Collection entries:
-- Begin --
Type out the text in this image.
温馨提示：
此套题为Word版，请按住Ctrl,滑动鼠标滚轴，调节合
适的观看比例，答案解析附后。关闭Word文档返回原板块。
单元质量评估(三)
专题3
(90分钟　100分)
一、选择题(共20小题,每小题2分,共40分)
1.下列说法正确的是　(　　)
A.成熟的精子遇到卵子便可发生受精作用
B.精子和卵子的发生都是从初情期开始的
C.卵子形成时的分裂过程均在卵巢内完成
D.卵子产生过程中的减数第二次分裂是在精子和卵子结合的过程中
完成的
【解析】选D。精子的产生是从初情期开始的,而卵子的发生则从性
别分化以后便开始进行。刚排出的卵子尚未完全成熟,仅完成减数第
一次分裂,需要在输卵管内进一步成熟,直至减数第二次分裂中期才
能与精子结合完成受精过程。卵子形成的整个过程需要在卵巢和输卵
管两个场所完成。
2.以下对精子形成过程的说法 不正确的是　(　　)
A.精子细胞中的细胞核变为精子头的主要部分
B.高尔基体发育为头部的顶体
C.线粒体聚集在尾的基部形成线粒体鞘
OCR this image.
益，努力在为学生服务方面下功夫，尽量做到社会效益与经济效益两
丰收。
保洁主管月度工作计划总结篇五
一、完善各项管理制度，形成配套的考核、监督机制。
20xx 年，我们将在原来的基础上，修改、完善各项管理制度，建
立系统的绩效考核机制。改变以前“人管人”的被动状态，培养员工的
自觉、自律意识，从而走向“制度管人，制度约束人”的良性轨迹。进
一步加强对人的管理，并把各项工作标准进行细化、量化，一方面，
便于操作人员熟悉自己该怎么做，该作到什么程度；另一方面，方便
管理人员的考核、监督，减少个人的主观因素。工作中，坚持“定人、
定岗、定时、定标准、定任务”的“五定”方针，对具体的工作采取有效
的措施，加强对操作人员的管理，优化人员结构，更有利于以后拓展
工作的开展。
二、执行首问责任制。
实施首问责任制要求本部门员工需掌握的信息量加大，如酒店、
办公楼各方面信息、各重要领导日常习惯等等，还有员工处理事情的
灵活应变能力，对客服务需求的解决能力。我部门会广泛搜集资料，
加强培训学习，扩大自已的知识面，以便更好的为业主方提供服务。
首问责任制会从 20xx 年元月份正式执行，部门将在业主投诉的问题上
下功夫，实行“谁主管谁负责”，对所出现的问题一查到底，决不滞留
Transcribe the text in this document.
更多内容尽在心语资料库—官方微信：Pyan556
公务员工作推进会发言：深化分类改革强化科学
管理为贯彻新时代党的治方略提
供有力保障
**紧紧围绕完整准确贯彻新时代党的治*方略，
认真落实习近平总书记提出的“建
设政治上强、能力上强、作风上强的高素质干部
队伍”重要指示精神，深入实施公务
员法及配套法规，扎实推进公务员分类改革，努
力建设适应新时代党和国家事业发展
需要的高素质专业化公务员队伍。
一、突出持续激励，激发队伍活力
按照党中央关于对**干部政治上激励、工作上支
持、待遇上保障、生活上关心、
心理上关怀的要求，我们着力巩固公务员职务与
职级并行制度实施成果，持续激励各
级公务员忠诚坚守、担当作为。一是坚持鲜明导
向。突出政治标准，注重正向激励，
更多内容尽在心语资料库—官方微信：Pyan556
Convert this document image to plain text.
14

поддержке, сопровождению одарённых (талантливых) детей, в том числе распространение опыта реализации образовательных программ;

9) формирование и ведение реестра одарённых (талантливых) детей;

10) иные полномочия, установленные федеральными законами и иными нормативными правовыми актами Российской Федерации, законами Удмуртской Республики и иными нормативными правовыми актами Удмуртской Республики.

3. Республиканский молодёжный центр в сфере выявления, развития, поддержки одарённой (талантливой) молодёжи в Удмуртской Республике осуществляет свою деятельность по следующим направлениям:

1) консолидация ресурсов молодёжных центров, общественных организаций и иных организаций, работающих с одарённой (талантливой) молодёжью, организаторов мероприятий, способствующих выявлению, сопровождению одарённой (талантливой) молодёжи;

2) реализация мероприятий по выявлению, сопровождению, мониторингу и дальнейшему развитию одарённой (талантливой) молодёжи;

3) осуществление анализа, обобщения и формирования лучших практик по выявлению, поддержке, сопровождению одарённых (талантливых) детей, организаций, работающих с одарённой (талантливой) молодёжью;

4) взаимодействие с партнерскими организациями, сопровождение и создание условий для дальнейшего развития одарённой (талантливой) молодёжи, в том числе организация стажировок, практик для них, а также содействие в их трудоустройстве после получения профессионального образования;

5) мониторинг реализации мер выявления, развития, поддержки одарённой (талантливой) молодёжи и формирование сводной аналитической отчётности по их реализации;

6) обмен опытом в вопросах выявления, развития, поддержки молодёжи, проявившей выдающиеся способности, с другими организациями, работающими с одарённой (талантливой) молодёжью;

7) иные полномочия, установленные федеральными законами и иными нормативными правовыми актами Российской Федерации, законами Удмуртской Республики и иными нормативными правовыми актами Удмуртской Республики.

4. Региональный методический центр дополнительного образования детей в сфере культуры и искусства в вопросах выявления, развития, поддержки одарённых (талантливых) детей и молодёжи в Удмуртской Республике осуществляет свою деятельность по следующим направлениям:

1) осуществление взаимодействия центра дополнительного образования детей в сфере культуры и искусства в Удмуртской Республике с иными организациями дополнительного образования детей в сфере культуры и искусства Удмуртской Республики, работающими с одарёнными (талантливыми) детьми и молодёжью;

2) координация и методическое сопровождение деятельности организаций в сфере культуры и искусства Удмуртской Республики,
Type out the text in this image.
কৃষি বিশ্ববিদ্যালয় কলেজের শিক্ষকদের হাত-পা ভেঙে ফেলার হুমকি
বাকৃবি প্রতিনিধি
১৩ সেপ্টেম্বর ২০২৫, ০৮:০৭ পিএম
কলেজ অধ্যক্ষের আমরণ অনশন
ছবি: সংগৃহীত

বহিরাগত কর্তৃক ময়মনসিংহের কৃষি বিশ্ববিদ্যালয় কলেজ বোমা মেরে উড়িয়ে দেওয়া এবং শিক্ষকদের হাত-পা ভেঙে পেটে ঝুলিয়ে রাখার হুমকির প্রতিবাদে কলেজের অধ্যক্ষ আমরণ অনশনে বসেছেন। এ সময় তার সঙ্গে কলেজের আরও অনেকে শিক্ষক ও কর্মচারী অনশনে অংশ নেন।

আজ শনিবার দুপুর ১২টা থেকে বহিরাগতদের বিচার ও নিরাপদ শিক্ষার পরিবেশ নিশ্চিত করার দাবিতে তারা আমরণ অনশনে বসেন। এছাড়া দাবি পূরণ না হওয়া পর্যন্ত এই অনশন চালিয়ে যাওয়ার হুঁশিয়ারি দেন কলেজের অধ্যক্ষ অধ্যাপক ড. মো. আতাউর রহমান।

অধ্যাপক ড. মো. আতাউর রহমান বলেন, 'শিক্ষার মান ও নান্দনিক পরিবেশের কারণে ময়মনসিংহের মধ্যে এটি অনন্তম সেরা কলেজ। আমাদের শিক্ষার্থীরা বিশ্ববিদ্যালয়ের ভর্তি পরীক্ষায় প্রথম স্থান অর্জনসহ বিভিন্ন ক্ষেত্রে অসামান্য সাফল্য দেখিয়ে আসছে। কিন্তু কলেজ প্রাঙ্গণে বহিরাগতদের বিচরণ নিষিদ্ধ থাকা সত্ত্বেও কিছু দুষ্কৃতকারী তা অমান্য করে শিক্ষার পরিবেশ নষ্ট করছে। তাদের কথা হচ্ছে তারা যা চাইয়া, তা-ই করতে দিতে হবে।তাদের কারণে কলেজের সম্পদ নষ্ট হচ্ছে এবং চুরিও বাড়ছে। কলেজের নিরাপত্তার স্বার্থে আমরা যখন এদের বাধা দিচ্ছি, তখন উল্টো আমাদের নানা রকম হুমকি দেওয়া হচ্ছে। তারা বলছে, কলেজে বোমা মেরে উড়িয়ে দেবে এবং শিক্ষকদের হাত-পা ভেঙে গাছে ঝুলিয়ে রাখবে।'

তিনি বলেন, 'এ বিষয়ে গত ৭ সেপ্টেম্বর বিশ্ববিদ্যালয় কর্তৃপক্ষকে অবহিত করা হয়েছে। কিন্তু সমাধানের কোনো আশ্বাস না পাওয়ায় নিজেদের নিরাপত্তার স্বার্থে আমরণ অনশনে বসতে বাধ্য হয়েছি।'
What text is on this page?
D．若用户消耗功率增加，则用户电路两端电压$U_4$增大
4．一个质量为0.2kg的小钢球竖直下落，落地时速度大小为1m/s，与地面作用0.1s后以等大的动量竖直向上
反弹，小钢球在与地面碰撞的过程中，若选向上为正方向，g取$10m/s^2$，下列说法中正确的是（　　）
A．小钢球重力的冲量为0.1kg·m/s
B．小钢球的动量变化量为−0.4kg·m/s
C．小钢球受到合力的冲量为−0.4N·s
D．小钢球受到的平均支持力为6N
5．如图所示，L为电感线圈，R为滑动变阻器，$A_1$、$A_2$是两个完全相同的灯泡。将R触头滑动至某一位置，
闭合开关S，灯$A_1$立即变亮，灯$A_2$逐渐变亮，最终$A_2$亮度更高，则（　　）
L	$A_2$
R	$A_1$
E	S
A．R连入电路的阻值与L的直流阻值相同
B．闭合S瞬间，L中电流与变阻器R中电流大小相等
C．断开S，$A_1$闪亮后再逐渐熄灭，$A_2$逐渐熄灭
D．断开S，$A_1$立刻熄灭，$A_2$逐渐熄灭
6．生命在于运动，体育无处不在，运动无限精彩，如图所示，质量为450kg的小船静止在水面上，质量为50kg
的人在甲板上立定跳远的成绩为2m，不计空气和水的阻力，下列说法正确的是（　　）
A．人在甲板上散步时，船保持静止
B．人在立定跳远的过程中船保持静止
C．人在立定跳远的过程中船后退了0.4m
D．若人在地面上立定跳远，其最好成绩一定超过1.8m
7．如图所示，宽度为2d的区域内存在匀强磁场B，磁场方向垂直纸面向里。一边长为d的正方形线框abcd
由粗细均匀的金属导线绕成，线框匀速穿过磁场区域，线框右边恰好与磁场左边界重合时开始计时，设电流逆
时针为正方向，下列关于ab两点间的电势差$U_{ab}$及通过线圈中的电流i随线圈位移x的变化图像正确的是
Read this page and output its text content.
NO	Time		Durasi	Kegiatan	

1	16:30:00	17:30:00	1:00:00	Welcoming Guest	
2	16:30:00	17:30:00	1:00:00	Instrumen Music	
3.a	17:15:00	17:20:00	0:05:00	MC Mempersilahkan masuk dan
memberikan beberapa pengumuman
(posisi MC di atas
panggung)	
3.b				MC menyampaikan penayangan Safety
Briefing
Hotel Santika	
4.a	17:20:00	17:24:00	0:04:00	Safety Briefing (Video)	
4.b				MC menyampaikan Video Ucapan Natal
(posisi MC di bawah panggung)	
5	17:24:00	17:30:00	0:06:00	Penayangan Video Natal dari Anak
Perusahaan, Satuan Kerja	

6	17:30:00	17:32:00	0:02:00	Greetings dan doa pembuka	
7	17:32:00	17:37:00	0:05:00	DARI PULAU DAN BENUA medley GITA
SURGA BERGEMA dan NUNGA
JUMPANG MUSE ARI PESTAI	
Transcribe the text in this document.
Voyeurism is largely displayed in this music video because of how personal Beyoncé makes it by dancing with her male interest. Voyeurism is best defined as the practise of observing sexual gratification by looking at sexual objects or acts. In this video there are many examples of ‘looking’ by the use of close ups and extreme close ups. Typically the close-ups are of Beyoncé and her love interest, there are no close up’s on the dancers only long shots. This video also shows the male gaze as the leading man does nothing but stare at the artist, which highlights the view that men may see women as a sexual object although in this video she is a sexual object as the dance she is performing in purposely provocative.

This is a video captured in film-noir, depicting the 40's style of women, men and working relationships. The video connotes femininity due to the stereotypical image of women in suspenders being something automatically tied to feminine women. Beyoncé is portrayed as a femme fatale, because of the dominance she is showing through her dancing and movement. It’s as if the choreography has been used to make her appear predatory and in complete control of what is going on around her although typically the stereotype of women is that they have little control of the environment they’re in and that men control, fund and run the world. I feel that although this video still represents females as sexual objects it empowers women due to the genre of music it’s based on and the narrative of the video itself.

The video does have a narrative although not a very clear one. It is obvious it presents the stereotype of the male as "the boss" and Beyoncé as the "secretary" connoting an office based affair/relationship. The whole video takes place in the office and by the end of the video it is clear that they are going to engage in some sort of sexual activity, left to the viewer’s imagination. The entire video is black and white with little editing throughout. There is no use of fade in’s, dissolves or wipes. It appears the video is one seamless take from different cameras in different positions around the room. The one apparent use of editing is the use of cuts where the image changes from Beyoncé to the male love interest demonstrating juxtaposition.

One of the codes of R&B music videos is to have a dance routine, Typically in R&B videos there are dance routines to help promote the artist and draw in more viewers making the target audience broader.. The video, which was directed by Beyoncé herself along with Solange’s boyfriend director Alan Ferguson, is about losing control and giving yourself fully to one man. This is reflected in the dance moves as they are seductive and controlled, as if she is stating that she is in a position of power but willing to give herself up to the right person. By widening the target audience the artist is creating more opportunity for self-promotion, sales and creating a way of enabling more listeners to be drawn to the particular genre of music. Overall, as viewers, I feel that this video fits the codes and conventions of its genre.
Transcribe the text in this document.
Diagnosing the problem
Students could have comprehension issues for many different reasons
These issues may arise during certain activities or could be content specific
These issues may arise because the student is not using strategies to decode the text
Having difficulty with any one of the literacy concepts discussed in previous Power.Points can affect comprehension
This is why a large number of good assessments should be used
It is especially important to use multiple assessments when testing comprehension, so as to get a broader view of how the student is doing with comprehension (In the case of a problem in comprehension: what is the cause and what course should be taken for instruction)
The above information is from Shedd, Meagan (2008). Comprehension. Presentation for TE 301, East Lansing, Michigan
-- End --
| STATED TASK |
Search the entries for the word "Республике" and pick out every line that holds it.

| EXPECTED ANSWER |
3. Республиканский молодёжный центр в сфере выявления, развития, поддержки одарённой (талантливой) молодёжи в Удмуртской Республике осуществляет свою деятельность по следующим направлениям:
4. Региональный методический центр дополнительного образования детей в сфере культуры и искусства в вопросах выявления, развития, поддержки одарённых (талантливых) детей и молодёжи в Удмуртской Республике осуществляет свою деятельность по следующим направлениям:
1) осуществление взаимодействия центра дополнительного образования детей в сфере культуры и искусства в Удмуртской Республике с иными организациями дополнительного образования детей в сфере культуры и искусства Удмуртской Республики, работающими с одарёнными (талантливыми) детьми и молодёжью;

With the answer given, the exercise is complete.